Working data>
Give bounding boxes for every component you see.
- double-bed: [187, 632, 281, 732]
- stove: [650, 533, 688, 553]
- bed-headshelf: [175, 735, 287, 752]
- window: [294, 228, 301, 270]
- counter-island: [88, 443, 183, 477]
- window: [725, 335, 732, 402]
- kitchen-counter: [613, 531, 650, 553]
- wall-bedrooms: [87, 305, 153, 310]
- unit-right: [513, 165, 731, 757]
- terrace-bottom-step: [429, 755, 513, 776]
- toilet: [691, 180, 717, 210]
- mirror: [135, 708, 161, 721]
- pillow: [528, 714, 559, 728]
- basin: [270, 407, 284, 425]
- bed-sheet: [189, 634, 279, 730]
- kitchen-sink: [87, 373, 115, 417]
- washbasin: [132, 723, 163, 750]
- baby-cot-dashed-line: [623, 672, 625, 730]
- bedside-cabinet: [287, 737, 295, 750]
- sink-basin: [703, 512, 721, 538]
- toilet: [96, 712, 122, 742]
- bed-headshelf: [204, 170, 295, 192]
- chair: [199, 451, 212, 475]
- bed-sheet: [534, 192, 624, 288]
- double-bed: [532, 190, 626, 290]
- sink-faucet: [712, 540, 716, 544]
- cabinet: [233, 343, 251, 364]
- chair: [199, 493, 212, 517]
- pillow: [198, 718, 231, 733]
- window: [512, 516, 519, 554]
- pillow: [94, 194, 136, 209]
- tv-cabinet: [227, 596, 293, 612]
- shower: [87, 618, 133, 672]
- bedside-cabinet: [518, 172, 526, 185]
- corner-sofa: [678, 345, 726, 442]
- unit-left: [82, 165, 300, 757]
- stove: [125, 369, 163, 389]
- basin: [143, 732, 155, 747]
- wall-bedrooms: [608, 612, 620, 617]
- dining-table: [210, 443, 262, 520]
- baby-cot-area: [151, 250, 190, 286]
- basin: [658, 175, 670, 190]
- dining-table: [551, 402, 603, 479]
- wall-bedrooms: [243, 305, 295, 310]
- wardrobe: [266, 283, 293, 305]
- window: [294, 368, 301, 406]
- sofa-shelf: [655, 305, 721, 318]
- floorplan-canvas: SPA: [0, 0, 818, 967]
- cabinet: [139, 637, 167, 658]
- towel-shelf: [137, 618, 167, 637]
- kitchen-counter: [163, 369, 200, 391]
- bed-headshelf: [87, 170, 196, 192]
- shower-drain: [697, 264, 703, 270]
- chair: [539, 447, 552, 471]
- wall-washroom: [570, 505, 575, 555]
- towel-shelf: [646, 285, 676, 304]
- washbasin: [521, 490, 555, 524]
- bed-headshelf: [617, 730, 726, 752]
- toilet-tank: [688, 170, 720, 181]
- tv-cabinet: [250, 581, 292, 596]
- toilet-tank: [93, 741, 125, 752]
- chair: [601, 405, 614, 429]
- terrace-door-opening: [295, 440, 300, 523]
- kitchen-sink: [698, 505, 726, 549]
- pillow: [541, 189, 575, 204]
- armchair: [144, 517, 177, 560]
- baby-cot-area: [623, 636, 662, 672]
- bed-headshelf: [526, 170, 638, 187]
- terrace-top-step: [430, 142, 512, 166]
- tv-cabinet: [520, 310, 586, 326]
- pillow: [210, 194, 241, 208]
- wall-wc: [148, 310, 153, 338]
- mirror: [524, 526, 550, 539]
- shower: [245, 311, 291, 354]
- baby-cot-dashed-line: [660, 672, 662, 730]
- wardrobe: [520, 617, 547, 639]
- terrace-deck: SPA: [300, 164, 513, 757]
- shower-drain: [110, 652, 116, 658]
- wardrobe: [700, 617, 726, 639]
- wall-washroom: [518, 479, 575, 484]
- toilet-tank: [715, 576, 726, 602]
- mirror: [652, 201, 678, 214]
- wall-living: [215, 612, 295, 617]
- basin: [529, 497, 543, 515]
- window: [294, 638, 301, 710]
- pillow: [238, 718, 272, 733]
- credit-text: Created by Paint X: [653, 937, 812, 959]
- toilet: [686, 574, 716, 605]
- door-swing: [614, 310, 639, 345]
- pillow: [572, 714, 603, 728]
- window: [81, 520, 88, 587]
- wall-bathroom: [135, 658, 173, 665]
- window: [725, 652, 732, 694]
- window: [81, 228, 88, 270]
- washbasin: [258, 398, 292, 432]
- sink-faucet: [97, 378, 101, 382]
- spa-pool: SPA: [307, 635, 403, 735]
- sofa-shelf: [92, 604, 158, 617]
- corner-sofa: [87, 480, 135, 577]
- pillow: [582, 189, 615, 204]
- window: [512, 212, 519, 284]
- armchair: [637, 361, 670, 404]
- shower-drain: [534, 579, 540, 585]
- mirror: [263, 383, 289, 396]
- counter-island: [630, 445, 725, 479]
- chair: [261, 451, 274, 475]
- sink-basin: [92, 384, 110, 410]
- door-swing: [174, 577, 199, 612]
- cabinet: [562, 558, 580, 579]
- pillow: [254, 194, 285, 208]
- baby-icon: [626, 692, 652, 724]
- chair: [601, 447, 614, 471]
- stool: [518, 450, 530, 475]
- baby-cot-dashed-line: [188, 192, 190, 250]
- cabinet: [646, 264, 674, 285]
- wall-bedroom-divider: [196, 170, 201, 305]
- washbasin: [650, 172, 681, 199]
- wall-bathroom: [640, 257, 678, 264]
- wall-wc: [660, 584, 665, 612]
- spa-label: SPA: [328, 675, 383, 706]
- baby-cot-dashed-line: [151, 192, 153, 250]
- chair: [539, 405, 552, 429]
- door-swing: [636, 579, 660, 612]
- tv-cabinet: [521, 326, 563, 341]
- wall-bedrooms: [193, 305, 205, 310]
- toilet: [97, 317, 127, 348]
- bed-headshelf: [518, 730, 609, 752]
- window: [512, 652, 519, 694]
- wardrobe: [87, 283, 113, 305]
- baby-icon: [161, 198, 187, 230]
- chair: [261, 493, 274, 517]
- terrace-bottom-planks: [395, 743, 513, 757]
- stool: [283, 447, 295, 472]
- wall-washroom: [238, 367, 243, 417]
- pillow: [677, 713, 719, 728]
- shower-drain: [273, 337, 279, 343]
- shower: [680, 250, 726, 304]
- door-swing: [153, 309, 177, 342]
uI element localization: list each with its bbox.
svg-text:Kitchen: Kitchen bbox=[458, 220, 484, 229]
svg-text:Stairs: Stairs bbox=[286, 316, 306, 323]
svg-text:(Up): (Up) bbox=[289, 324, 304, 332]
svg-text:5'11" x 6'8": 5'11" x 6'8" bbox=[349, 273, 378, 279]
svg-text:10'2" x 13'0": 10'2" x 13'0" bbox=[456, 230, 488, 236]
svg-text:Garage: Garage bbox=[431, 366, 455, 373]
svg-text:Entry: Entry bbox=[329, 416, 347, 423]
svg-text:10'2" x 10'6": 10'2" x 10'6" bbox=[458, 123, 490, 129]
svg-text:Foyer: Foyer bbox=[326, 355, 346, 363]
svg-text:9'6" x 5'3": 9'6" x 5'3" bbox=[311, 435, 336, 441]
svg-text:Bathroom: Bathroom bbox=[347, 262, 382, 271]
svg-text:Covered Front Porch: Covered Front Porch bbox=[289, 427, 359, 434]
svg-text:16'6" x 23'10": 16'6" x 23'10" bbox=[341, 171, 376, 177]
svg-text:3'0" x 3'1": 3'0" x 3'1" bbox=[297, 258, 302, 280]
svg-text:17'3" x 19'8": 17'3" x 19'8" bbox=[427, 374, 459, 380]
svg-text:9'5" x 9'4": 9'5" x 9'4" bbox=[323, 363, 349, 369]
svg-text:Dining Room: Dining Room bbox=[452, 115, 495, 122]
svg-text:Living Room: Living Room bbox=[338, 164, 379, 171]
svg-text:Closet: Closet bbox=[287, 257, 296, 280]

Work to do> Rewrite all of the data above, replacing "corner-sofa" with "sectional-sofa" and leaving everything else unchanged.

The response>
Give bounding boxes for every component you see.
- double-bed: [187, 632, 281, 732]
- stove: [650, 533, 688, 553]
- bed-headshelf: [175, 735, 287, 752]
- window: [294, 228, 301, 270]
- counter-island: [88, 443, 183, 477]
- window: [725, 335, 732, 402]
- kitchen-counter: [613, 531, 650, 553]
- wall-bedrooms: [87, 305, 153, 310]
- unit-right: [513, 165, 731, 757]
- terrace-bottom-step: [429, 755, 513, 776]
- toilet: [691, 180, 717, 210]
- mirror: [135, 708, 161, 721]
- pillow: [528, 714, 559, 728]
- basin: [270, 407, 284, 425]
- bed-sheet: [189, 634, 279, 730]
- kitchen-sink: [87, 373, 115, 417]
- washbasin: [132, 723, 163, 750]
- baby-cot-dashed-line: [623, 672, 625, 730]
- bedside-cabinet: [287, 737, 295, 750]
- sink-basin: [703, 512, 721, 538]
- toilet: [96, 712, 122, 742]
- bed-headshelf: [204, 170, 295, 192]
- chair: [199, 451, 212, 475]
- bed-sheet: [534, 192, 624, 288]
- double-bed: [532, 190, 626, 290]
- sink-faucet: [712, 540, 716, 544]
- cabinet: [233, 343, 251, 364]
- chair: [199, 493, 212, 517]
- pillow: [198, 718, 231, 733]
- window: [512, 516, 519, 554]
- pillow: [94, 194, 136, 209]
- tv-cabinet: [227, 596, 293, 612]
- shower: [87, 618, 133, 672]
- bedside-cabinet: [518, 172, 526, 185]
- sectional-sofa: [678, 345, 726, 442]
- unit-left: [82, 165, 300, 757]
- stove: [125, 369, 163, 389]
- basin: [143, 732, 155, 747]
- wall-bedrooms: [608, 612, 620, 617]
- dining-table: [210, 443, 262, 520]
- baby-cot-area: [151, 250, 190, 286]
- basin: [658, 175, 670, 190]
- dining-table: [551, 402, 603, 479]
- wall-bedrooms: [243, 305, 295, 310]
- wardrobe: [266, 283, 293, 305]
- window: [294, 368, 301, 406]
- sofa-shelf: [655, 305, 721, 318]
- floorplan-canvas: SPA: [0, 0, 818, 967]
- cabinet: [139, 637, 167, 658]
- towel-shelf: [137, 618, 167, 637]
- kitchen-counter: [163, 369, 200, 391]
- bed-headshelf: [87, 170, 196, 192]
- shower-drain: [697, 264, 703, 270]
- chair: [539, 447, 552, 471]
- wall-washroom: [570, 505, 575, 555]
- towel-shelf: [646, 285, 676, 304]
- washbasin: [521, 490, 555, 524]
- bed-headshelf: [617, 730, 726, 752]
- toilet-tank: [688, 170, 720, 181]
- tv-cabinet: [250, 581, 292, 596]
- toilet-tank: [93, 741, 125, 752]
- chair: [601, 405, 614, 429]
- terrace-door-opening: [295, 440, 300, 523]
- kitchen-sink: [698, 505, 726, 549]
- pillow: [541, 189, 575, 204]
- armchair: [144, 517, 177, 560]
- baby-cot-area: [623, 636, 662, 672]
- bed-headshelf: [526, 170, 638, 187]
- terrace-top-step: [430, 142, 512, 166]
- tv-cabinet: [520, 310, 586, 326]
- pillow: [210, 194, 241, 208]
- wall-wc: [148, 310, 153, 338]
- mirror: [524, 526, 550, 539]
- shower: [245, 311, 291, 354]
- baby-cot-dashed-line: [660, 672, 662, 730]
- wardrobe: [520, 617, 547, 639]
- terrace-deck: SPA: [300, 164, 513, 757]
- shower-drain: [110, 652, 116, 658]
- wardrobe: [700, 617, 726, 639]
- wall-washroom: [518, 479, 575, 484]
- toilet-tank: [715, 576, 726, 602]
- mirror: [652, 201, 678, 214]
- wall-living: [215, 612, 295, 617]
- basin: [529, 497, 543, 515]
- window: [294, 638, 301, 710]
- pillow: [238, 718, 272, 733]
- credit-text: Created by Paint X: [653, 937, 812, 959]
- toilet: [686, 574, 716, 605]
- door-swing: [614, 310, 639, 345]
- pillow: [572, 714, 603, 728]
- window: [81, 520, 88, 587]
- wall-bathroom: [135, 658, 173, 665]
- window: [725, 652, 732, 694]
- window: [81, 228, 88, 270]
- washbasin: [258, 398, 292, 432]
- sink-faucet: [97, 378, 101, 382]
- spa-pool: SPA: [307, 635, 403, 735]
- sofa-shelf: [92, 604, 158, 617]
- sectional-sofa: [87, 480, 135, 577]
- pillow: [582, 189, 615, 204]
- window: [512, 212, 519, 284]
- armchair: [637, 361, 670, 404]
- shower-drain: [534, 579, 540, 585]
- mirror: [263, 383, 289, 396]
- counter-island: [630, 445, 725, 479]
- chair: [261, 451, 274, 475]
- sink-basin: [92, 384, 110, 410]
- door-swing: [174, 577, 199, 612]
- cabinet: [562, 558, 580, 579]
- pillow: [254, 194, 285, 208]
- baby-icon: [626, 692, 652, 724]
- chair: [601, 447, 614, 471]
- stool: [518, 450, 530, 475]
- baby-cot-dashed-line: [188, 192, 190, 250]
- cabinet: [646, 264, 674, 285]
- wall-bedroom-divider: [196, 170, 201, 305]
- washbasin: [650, 172, 681, 199]
- wall-bathroom: [640, 257, 678, 264]
- wall-wc: [660, 584, 665, 612]
- spa-label: SPA: [328, 675, 383, 706]
- baby-cot-dashed-line: [151, 192, 153, 250]
- chair: [539, 405, 552, 429]
- door-swing: [636, 579, 660, 612]
- tv-cabinet: [521, 326, 563, 341]
- wall-bedrooms: [193, 305, 205, 310]
- toilet: [97, 317, 127, 348]
- bed-headshelf: [518, 730, 609, 752]
- window: [512, 652, 519, 694]
- wardrobe: [87, 283, 113, 305]
- baby-icon: [161, 198, 187, 230]
- chair: [261, 493, 274, 517]
- terrace-bottom-planks: [395, 743, 513, 757]
- stool: [283, 447, 295, 472]
- wall-washroom: [238, 367, 243, 417]
- pillow: [677, 713, 719, 728]
- shower-drain: [273, 337, 279, 343]
- shower: [680, 250, 726, 304]
- door-swing: [153, 309, 177, 342]
uI element localization: list each with its bbox.
svg-text:Kitchen: Kitchen bbox=[458, 220, 484, 229]
svg-text:Stairs: Stairs bbox=[286, 316, 306, 323]
svg-text:(Up): (Up) bbox=[289, 324, 304, 332]
svg-text:5'11" x 6'8": 5'11" x 6'8" bbox=[349, 273, 378, 279]
svg-text:10'2" x 13'0": 10'2" x 13'0" bbox=[456, 230, 488, 236]
svg-text:Garage: Garage bbox=[431, 366, 455, 373]
svg-text:Entry: Entry bbox=[329, 416, 347, 423]
svg-text:10'2" x 10'6": 10'2" x 10'6" bbox=[458, 123, 490, 129]
svg-text:Foyer: Foyer bbox=[326, 355, 346, 363]
svg-text:9'6" x 5'3": 9'6" x 5'3" bbox=[311, 435, 336, 441]
svg-text:Bathroom: Bathroom bbox=[347, 262, 382, 271]
svg-text:Covered Front Porch: Covered Front Porch bbox=[289, 427, 359, 434]
svg-text:16'6" x 23'10": 16'6" x 23'10" bbox=[341, 171, 376, 177]
svg-text:3'0" x 3'1": 3'0" x 3'1" bbox=[297, 258, 302, 280]
svg-text:17'3" x 19'8": 17'3" x 19'8" bbox=[427, 374, 459, 380]
svg-text:9'5" x 9'4": 9'5" x 9'4" bbox=[323, 363, 349, 369]
svg-text:Dining Room: Dining Room bbox=[452, 115, 495, 122]
svg-text:Living Room: Living Room bbox=[338, 164, 379, 171]
svg-text:Closet: Closet bbox=[287, 257, 296, 280]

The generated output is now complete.